EXCERPTED PASSAGE:
Start

Cold is a group exhibition that gathers a diverse range of works by twenty-three artists exploring the word cold through a variety of material, formal, and conceptual methods. Many of the artists’ focus is on the environmental implications of the word, some utilize a cool color pallet, while others approach the word in a literal sense. Suspended from the ceiling is a mixed media sculpture entitled We All Go Down Together by Karin Bruckner. The piece is constructed from a range of materials, including cyanotypes created with ice cubes melting on glass, a reference to climate change and our role in it. Mitchell Lewis presents the painting The Polar Whale, a large abstract mixed media work that shows a combination of minimalism, symbolism, action paintings, and allegorical stories. Ira Pearlstein’s found object sculpture entitled Madonna and Marble is created with supplies he has found on the streets, sidewalks, local salvage yards, and at low tide in New York. The work evokes the iconic image of the Virgin and Child, and blurs the line between representation and abstraction.

Artists include: Werner Bargsten, Olivia Beens, Greg Brown, Karin Bruckner, Stephen Cimini, Ellen Denuto, Etta Ehrlich, Edward Fausty, Sylvia Harnick, Kevin Corbett Hill, Elisabeth Jacobsen, Mitchell Lewis, Laurel Marx, Carol Massa, Joy Nagy, Ira Pearlstein, Sara Petitt, Robert Petrick, Simon Rigg, Jennifer Woolcock Schwartz, Steve Silver, Danny Turitz, and Marlena Vaccaro.

End

ENTRIES SUPPLIED:
Start

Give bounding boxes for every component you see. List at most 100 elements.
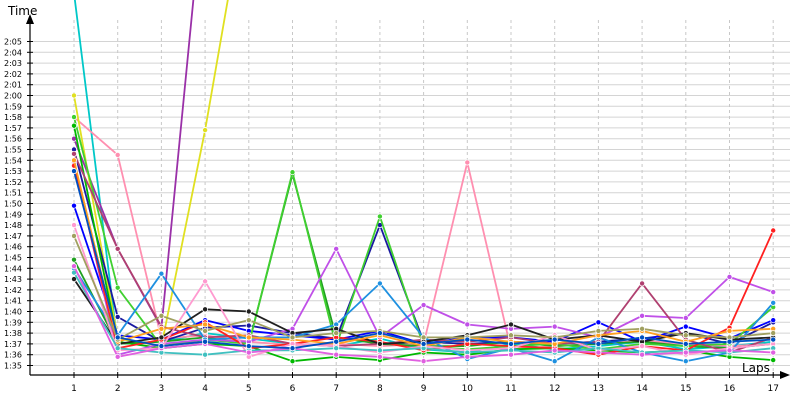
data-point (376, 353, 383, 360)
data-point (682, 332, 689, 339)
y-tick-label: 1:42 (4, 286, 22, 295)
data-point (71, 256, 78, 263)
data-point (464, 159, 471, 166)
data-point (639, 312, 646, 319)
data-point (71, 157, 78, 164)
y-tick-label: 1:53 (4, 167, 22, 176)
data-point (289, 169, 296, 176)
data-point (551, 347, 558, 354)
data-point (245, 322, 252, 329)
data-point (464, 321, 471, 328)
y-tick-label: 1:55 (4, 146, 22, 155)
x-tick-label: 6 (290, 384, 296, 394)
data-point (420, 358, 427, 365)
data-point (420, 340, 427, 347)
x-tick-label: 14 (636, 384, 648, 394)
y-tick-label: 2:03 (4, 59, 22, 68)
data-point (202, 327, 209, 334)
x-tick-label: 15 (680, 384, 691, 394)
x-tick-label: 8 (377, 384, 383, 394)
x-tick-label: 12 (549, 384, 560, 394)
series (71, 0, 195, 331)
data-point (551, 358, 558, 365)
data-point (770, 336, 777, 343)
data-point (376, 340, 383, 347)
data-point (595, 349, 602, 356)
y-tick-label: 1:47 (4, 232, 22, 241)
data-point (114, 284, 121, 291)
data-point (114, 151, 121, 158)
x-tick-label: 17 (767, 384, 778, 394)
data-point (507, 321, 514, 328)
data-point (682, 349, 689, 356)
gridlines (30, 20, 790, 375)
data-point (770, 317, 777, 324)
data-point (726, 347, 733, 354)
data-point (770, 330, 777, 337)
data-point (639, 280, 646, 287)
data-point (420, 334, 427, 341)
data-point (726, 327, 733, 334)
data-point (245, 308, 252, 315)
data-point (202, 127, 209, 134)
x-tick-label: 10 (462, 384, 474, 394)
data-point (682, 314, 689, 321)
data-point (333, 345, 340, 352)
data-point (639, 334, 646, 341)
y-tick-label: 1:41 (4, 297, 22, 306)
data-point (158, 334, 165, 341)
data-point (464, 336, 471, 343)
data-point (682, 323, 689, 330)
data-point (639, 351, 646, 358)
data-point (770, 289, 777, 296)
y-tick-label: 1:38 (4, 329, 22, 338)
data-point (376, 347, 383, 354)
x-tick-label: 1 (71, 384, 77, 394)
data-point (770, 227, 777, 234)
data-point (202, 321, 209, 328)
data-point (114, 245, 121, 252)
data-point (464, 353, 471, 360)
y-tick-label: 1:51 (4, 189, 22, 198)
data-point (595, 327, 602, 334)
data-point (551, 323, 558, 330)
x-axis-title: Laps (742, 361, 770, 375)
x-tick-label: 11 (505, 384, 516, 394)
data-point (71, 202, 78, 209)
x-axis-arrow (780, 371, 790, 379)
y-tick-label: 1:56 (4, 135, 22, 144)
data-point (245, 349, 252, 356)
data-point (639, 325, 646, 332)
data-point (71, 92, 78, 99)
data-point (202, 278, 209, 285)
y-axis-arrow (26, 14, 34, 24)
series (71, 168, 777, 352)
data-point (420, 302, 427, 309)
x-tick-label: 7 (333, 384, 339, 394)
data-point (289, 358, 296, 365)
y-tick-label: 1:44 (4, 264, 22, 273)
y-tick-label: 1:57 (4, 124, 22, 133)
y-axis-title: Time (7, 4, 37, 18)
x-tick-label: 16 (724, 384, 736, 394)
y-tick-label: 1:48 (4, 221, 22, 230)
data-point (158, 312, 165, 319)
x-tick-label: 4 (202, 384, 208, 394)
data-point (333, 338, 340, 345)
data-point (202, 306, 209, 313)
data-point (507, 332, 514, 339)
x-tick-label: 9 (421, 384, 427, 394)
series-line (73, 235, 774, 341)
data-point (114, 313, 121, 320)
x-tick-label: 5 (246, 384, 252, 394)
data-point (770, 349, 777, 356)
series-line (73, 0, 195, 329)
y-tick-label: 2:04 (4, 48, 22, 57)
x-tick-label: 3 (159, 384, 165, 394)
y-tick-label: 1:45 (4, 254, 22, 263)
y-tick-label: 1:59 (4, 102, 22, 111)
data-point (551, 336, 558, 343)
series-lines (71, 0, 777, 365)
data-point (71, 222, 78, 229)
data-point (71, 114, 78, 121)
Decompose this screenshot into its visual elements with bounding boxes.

End
Start

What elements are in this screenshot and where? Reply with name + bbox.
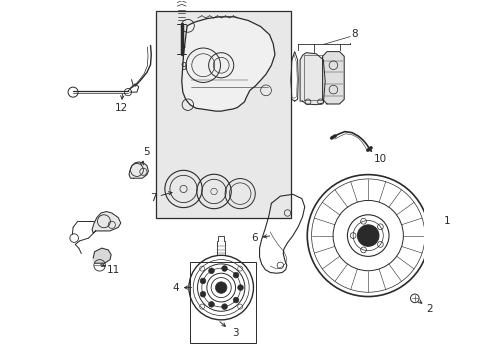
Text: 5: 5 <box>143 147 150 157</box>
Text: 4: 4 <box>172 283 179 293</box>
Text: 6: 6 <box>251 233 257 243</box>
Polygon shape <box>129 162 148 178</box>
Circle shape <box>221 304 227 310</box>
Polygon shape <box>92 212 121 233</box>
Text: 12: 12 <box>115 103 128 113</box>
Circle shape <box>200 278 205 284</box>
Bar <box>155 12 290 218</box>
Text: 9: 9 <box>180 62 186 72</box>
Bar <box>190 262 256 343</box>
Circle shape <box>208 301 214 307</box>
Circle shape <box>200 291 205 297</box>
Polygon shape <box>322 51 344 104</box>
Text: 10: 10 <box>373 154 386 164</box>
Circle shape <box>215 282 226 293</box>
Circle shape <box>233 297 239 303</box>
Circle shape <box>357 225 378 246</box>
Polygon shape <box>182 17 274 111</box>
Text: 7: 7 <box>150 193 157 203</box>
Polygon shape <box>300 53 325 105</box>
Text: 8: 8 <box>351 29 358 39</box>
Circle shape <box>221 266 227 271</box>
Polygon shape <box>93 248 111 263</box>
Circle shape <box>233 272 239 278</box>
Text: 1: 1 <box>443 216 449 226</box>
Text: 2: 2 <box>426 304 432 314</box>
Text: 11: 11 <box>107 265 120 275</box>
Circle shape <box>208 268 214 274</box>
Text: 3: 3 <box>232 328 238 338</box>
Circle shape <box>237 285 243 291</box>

End
Start

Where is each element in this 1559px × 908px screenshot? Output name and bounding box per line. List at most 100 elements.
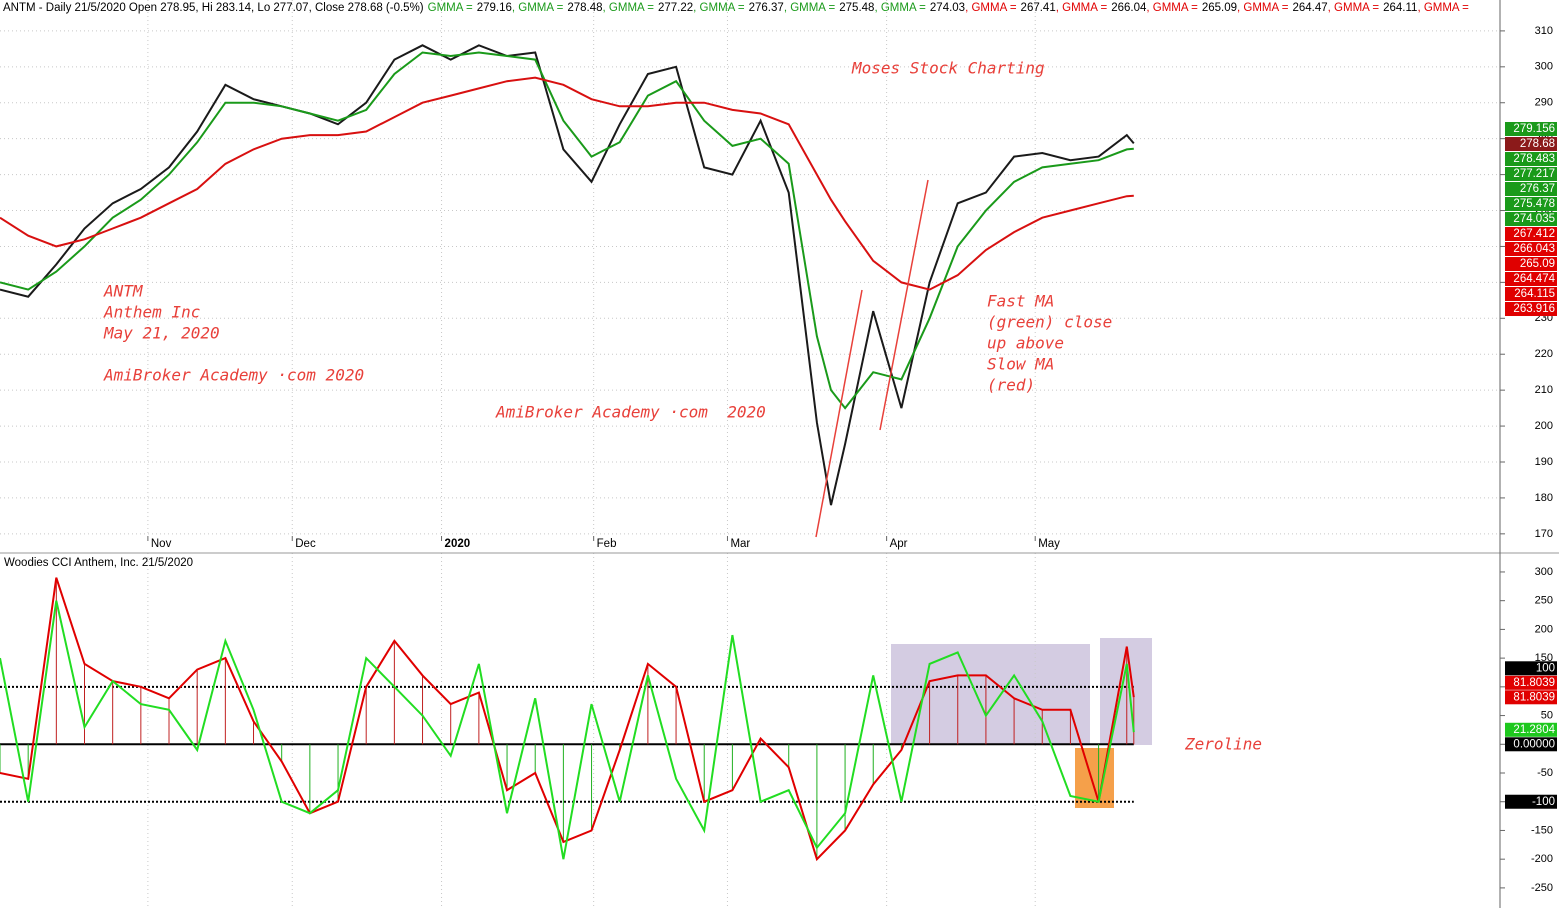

End

DIRECTION: Can you write out the full description of the Cold exhibition above, word for word and without any changes?

FINISHED ANSWER:
Cold is a group exhibition that gathers a diverse range of works by twenty-three artists exploring the word cold through a variety of material, formal, and conceptual methods. Many of the artists’ focus is on the environmental implications of the word, some utilize a cool color pallet, while others approach the word in a literal sense. Suspended from the ceiling is a mixed media sculpture entitled We All Go Down Together by Karin Bruckner. The piece is constructed from a range of materials, including cyanotypes created with ice cubes melting on glass, a reference to climate change and our role in it. Mitchell Lewis presents the painting The Polar Whale, a large abstract mixed media work that shows a combination of minimalism, symbolism, action paintings, and allegorical stories. Ira Pearlstein’s found object sculpture entitled Madonna and Marble is created with supplies he has found on the streets, sidewalks, local salvage yards, and at low tide in New York. The work evokes the iconic image of the Virgin and Child, and blurs the line between representation and abstraction.

Artists include: Werner Bargsten, Olivia Beens, Greg Brown, Karin Bruckner, Stephen Cimini, Ellen Denuto, Etta Ehrlich, Edward Fausty, Sylvia Harnick, Kevin Corbett Hill, Elisabeth Jacobsen, Mitchell Lewis, Laurel Marx, Carol Massa, Joy Nagy, Ira Pearlstein, Sara Petitt, Robert Petrick, Simon Rigg, Jennifer Woolcock Schwartz, Steve Silver, Danny Turitz, and Marlena Vaccaro.